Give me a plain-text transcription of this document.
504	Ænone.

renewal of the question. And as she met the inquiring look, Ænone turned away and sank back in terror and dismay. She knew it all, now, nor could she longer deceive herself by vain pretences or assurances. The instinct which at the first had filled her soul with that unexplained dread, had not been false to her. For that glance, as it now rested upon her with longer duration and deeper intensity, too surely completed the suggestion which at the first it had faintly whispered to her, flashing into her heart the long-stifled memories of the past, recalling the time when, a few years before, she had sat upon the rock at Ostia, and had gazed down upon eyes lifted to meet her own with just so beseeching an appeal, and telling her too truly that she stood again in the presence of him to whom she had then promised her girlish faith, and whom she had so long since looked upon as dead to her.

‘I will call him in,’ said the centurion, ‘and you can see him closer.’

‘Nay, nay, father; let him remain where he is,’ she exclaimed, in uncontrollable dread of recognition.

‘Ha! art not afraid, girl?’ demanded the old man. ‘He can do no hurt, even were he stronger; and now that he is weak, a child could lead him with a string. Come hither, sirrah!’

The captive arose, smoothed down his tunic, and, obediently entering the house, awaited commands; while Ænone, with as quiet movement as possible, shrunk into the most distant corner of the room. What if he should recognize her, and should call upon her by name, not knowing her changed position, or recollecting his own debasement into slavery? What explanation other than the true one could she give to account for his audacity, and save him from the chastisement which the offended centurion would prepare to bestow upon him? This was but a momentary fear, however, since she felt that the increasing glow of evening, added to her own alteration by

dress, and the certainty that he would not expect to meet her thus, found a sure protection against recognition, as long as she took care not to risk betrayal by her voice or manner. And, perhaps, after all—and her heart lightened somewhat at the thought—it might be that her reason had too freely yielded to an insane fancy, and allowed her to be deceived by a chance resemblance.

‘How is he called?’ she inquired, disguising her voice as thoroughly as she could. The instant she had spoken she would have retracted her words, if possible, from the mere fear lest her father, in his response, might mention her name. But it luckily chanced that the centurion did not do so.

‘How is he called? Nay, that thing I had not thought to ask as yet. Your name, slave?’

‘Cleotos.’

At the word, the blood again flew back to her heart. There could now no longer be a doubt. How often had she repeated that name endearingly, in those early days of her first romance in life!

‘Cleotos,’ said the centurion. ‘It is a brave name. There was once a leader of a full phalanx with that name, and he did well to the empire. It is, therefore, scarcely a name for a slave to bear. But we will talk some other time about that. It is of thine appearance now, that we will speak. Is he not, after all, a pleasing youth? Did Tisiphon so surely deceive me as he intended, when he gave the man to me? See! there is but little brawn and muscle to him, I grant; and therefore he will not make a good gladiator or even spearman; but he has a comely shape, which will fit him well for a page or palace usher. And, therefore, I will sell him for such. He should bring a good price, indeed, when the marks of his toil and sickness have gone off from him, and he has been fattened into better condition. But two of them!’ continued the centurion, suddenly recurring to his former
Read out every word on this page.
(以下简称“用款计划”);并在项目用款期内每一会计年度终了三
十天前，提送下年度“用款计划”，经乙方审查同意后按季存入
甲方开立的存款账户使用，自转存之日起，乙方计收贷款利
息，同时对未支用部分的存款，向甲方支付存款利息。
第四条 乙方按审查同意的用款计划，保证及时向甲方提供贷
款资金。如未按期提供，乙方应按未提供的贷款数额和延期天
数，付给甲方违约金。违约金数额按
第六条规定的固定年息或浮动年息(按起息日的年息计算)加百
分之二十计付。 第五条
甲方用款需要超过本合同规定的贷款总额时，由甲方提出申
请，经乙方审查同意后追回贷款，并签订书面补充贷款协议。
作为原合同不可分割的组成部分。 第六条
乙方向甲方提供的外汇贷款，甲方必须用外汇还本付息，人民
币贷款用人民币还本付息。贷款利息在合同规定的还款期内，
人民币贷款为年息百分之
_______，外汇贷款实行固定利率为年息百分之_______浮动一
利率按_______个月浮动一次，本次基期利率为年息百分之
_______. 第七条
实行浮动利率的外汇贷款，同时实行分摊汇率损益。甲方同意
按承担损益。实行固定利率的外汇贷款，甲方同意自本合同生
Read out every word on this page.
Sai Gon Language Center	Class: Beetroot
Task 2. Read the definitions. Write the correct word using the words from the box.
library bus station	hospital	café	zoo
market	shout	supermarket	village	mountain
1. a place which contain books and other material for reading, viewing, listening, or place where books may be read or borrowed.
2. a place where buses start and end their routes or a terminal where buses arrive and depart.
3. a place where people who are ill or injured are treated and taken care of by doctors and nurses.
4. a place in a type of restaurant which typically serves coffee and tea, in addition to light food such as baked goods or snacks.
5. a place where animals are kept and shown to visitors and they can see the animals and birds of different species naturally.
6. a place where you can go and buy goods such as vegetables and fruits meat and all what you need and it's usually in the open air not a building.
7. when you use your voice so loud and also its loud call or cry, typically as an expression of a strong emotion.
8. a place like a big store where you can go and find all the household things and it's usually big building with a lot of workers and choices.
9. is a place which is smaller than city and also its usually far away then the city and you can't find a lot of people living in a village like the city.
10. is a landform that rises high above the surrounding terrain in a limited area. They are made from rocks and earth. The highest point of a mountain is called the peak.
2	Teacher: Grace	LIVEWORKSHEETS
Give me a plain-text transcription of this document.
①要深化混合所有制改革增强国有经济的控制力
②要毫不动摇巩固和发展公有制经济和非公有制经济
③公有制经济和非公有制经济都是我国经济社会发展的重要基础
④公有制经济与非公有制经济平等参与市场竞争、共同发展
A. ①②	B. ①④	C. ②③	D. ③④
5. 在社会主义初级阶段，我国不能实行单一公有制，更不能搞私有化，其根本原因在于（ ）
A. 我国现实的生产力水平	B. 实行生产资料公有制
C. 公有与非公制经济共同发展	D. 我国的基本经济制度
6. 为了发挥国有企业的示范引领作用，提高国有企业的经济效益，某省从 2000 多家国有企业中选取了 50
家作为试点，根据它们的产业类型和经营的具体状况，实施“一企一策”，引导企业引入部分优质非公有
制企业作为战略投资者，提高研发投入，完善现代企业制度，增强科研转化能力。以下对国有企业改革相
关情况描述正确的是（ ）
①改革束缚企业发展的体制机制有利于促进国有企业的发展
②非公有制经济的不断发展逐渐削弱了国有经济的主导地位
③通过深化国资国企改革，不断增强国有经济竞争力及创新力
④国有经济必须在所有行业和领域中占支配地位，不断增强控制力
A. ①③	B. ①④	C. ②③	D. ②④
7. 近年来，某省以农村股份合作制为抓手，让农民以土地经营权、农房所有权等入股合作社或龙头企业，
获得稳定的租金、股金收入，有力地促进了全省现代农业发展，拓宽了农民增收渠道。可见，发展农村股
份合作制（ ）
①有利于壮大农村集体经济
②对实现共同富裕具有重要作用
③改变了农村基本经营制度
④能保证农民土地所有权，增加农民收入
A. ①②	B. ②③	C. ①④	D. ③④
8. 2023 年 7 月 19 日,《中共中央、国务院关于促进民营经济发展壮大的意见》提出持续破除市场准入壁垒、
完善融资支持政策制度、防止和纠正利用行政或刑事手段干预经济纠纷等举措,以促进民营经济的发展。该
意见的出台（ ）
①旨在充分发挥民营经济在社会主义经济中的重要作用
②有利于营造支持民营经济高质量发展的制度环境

■ ■ ■ ■

[OBJECTIVE]
Filter the listing above by the word "mountain"; copy each line that passes.

[TASK RESULT]
market	shout	supermarket	village	mountain
10. is a landform that rises high above the surrounding terrain in a limited area. They are made from rocks and earth. The highest point of a mountain is called the peak.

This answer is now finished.